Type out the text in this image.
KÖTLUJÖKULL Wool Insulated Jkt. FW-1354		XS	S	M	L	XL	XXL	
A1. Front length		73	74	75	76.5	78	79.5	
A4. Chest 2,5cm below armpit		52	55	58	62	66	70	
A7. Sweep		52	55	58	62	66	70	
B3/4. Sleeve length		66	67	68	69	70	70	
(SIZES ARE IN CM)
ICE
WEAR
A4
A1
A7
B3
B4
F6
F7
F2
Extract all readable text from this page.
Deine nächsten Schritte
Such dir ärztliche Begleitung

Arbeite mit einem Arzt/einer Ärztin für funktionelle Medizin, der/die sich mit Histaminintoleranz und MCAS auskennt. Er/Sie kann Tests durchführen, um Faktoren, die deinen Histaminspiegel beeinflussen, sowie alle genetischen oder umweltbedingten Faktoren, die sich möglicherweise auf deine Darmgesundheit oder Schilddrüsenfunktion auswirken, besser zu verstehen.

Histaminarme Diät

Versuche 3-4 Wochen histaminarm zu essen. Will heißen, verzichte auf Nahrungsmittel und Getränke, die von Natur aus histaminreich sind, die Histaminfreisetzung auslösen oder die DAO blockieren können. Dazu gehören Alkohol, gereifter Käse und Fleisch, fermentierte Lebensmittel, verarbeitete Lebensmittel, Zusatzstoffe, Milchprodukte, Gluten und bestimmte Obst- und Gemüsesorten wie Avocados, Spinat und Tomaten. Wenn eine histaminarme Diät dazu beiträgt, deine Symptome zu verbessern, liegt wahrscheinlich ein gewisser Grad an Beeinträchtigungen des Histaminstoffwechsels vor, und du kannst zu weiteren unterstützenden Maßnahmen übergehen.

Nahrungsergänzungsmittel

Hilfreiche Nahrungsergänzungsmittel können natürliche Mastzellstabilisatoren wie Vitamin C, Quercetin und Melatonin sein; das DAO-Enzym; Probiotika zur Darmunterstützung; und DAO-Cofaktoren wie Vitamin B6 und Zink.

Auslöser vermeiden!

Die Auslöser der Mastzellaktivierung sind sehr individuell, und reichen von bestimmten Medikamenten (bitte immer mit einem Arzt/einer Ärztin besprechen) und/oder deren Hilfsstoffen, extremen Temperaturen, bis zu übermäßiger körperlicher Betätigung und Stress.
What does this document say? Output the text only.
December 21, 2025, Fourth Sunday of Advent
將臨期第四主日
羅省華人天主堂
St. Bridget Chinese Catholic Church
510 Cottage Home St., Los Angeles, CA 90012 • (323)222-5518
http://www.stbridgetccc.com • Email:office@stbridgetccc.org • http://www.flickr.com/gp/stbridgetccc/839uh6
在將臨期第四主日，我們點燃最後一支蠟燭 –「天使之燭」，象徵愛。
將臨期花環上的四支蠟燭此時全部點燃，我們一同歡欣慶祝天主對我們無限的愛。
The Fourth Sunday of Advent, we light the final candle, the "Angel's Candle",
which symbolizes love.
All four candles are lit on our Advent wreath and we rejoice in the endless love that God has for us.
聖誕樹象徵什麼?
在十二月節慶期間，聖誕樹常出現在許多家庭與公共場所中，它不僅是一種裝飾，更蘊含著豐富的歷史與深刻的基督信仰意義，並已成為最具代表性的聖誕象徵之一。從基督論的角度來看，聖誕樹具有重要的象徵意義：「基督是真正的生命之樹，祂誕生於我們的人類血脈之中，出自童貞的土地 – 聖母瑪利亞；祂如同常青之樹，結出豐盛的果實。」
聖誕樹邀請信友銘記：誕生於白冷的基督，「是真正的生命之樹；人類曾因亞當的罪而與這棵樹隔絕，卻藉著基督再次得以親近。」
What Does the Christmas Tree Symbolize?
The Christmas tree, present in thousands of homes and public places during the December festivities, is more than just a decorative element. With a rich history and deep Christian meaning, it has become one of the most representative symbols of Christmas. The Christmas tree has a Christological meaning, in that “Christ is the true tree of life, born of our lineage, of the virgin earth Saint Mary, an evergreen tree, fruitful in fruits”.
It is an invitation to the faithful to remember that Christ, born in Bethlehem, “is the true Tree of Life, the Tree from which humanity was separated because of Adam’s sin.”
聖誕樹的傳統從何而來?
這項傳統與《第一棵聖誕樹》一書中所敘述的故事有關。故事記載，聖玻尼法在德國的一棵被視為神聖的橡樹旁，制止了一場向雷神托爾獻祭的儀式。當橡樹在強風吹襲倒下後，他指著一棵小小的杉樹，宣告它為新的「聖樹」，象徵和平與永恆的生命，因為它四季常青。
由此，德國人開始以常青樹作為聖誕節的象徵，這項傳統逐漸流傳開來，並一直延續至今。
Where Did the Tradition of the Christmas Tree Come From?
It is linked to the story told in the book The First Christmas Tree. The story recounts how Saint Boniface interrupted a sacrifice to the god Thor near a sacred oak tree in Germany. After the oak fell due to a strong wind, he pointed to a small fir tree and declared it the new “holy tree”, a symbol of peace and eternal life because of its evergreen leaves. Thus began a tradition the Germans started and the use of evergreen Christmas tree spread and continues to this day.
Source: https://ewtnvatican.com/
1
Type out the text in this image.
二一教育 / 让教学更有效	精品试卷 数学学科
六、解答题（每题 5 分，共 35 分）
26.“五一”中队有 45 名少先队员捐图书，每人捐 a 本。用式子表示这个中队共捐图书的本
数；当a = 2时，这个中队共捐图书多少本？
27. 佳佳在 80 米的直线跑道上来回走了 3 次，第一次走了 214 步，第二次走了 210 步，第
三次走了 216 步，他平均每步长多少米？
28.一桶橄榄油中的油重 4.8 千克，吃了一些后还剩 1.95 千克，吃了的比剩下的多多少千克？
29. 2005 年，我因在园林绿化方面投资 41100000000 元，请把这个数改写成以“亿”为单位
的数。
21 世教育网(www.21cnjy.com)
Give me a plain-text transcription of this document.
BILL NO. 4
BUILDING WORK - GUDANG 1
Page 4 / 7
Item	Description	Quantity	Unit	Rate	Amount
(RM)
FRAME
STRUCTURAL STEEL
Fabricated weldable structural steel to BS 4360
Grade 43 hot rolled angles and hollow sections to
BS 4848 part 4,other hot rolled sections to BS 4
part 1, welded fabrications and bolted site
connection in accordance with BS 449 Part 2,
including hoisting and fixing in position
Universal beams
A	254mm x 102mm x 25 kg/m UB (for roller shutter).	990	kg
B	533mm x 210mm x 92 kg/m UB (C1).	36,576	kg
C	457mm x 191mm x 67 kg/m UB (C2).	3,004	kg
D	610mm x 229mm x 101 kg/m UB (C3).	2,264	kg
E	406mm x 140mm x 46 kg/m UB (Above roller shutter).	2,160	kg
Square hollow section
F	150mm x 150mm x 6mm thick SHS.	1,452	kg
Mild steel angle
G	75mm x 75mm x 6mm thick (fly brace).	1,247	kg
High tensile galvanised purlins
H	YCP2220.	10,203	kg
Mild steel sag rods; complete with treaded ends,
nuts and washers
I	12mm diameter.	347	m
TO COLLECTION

*STATED GOAL:*
Above are lines of data; state how many of them contain the word "love", with no other output.

*RESPONSE:*
2